* **Directive**:
Copy every line in which the string "Petőfii" occurs.

* **Task inputs**:
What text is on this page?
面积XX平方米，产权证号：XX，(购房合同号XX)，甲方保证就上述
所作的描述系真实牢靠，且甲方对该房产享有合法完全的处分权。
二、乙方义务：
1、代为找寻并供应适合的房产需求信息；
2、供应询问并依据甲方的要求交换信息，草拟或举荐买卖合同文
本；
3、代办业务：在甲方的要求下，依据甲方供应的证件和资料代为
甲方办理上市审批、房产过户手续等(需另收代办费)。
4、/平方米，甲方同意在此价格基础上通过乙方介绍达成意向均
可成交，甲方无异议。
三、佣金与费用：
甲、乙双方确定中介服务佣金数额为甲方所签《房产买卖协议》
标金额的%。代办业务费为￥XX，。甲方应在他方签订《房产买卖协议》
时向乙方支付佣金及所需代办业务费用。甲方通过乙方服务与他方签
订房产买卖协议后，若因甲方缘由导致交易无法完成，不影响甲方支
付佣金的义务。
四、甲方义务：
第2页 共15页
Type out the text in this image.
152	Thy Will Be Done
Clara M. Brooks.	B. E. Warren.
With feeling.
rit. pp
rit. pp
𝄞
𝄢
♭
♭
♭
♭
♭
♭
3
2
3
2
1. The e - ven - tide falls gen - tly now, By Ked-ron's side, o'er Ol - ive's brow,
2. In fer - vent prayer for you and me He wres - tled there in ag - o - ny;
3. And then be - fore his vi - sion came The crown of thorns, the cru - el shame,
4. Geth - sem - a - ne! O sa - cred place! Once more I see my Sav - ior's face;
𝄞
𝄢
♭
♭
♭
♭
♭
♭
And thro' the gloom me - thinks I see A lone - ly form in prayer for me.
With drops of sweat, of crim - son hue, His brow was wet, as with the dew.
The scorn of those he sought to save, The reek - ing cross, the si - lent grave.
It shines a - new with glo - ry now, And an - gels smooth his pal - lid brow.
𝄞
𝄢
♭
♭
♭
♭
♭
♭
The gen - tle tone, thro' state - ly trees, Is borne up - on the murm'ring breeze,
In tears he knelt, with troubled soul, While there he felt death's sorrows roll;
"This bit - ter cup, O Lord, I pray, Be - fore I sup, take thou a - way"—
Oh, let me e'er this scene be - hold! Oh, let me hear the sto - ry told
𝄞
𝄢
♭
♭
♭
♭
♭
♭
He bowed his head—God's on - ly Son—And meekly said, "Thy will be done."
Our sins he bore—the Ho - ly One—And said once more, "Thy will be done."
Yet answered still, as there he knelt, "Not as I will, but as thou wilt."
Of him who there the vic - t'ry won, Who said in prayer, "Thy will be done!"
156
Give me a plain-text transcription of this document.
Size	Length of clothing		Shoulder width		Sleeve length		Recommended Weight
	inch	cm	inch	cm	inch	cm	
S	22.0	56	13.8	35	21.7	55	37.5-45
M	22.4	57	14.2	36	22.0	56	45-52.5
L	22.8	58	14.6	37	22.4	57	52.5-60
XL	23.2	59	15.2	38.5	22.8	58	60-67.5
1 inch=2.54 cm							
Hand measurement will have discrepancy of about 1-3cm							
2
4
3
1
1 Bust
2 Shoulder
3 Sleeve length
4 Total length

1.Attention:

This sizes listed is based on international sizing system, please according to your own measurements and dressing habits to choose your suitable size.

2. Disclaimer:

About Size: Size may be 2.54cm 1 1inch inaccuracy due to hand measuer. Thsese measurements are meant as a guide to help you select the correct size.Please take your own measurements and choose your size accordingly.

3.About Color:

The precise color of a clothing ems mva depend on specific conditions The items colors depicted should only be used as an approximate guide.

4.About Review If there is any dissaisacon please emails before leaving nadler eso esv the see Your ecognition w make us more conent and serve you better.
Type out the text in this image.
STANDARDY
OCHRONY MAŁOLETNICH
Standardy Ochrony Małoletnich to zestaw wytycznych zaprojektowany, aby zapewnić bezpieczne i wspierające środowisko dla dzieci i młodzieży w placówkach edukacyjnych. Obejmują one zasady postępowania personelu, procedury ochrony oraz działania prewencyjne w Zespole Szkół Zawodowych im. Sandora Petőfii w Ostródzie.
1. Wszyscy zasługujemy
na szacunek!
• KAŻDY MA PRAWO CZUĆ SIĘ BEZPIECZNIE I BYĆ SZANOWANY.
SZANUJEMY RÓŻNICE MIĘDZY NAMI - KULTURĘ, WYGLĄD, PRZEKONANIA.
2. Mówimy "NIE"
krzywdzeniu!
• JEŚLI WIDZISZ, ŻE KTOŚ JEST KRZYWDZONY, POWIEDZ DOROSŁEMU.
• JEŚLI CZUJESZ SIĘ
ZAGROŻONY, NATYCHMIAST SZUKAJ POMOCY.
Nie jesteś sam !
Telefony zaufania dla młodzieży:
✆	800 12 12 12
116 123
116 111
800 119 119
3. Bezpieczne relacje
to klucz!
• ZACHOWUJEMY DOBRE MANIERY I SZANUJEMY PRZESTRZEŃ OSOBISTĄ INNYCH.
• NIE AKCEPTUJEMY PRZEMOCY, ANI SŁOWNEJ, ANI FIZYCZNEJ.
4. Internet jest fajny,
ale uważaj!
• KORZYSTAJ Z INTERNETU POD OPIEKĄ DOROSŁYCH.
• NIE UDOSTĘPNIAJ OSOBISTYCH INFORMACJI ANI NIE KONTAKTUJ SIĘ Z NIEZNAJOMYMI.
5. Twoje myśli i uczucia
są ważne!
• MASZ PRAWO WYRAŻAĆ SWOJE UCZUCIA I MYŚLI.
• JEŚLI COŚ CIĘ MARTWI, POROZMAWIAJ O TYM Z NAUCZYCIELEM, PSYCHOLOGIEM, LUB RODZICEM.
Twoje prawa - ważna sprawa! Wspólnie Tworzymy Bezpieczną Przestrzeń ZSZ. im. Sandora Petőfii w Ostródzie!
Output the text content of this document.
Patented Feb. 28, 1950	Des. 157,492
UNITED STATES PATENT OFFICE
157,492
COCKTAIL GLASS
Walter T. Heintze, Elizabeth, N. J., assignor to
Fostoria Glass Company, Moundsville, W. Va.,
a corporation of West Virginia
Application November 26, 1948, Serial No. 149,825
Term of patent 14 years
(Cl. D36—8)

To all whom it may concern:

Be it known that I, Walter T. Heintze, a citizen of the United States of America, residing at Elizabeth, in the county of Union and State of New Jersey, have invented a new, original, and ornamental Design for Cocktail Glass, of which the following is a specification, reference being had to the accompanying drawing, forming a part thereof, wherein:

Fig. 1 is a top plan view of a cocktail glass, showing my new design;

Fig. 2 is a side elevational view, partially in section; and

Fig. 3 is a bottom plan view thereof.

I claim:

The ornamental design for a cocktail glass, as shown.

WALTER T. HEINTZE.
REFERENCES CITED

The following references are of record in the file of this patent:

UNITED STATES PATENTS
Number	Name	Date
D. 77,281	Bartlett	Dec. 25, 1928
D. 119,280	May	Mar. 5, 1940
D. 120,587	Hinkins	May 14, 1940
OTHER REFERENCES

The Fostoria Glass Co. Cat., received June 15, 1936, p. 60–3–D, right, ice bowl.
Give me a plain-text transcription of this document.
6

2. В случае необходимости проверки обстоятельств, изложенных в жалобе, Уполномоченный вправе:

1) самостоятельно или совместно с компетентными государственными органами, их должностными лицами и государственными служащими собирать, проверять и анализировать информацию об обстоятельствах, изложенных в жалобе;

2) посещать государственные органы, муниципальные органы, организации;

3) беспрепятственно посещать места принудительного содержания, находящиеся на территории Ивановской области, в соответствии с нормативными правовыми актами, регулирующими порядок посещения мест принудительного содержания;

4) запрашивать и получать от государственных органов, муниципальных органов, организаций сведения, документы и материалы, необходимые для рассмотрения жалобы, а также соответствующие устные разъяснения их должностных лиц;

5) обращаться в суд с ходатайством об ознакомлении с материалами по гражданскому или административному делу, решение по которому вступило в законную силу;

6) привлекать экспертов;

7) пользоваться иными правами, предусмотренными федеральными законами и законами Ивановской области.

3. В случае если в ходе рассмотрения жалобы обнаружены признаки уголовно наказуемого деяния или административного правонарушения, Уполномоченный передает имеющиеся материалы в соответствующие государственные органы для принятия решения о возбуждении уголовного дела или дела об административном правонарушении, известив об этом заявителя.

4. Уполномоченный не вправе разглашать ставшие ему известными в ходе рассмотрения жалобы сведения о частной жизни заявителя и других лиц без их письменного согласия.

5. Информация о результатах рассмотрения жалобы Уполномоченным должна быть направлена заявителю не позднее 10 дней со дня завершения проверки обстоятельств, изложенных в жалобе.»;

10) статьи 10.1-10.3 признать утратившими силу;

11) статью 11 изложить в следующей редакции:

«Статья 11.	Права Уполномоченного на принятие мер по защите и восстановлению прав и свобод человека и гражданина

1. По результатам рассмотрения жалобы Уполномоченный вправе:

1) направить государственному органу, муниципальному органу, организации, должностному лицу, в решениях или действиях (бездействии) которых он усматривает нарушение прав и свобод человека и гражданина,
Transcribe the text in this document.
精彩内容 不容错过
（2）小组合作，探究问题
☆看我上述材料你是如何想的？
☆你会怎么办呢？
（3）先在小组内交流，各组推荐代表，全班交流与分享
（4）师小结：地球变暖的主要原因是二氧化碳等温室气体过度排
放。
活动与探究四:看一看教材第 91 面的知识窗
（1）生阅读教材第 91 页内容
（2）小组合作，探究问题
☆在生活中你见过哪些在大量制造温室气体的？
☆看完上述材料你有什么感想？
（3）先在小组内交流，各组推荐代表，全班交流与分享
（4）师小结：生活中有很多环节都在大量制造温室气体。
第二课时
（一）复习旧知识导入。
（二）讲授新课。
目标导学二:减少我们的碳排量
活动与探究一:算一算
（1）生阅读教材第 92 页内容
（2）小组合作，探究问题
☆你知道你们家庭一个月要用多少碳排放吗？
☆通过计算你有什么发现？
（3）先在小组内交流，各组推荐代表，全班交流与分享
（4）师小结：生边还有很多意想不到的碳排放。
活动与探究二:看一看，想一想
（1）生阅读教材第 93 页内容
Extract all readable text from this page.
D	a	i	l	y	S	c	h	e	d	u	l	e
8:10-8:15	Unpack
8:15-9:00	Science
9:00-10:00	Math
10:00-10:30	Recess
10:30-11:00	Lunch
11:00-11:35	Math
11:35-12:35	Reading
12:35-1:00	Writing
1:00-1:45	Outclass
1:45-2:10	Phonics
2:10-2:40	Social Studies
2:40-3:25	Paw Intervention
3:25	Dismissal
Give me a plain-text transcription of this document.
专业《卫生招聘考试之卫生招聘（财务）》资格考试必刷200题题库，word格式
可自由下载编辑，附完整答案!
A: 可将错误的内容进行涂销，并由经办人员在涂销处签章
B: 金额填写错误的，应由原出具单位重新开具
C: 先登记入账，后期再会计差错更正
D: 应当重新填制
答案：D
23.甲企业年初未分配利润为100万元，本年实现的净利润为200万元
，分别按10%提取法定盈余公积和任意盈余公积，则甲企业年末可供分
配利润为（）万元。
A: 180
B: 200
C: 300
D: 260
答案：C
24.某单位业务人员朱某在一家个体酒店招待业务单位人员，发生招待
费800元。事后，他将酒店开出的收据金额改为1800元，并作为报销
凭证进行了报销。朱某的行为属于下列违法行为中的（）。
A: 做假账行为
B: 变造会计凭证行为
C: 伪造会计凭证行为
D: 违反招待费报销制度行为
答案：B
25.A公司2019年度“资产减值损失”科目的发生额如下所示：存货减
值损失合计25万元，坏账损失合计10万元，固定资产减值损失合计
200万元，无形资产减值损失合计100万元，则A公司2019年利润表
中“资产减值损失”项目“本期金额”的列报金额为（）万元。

* **Task response**:
Standardy Ochrony Małoletnich to zestaw wytycznych zaprojektowany, aby zapewnić bezpieczne i wspierające środowisko dla dzieci i młodzieży w placówkach edukacyjnych. Obejmują one zasady postępowania personelu, procedury ochrony oraz działania prewencyjne w Zespole Szkół Zawodowych im. Sandora Petőfii w Ostródzie.
Twoje prawa - ważna sprawa! Wspólnie Tworzymy Bezpieczną Przestrzeń ZSZ. im. Sandora Petőfii w Ostródzie!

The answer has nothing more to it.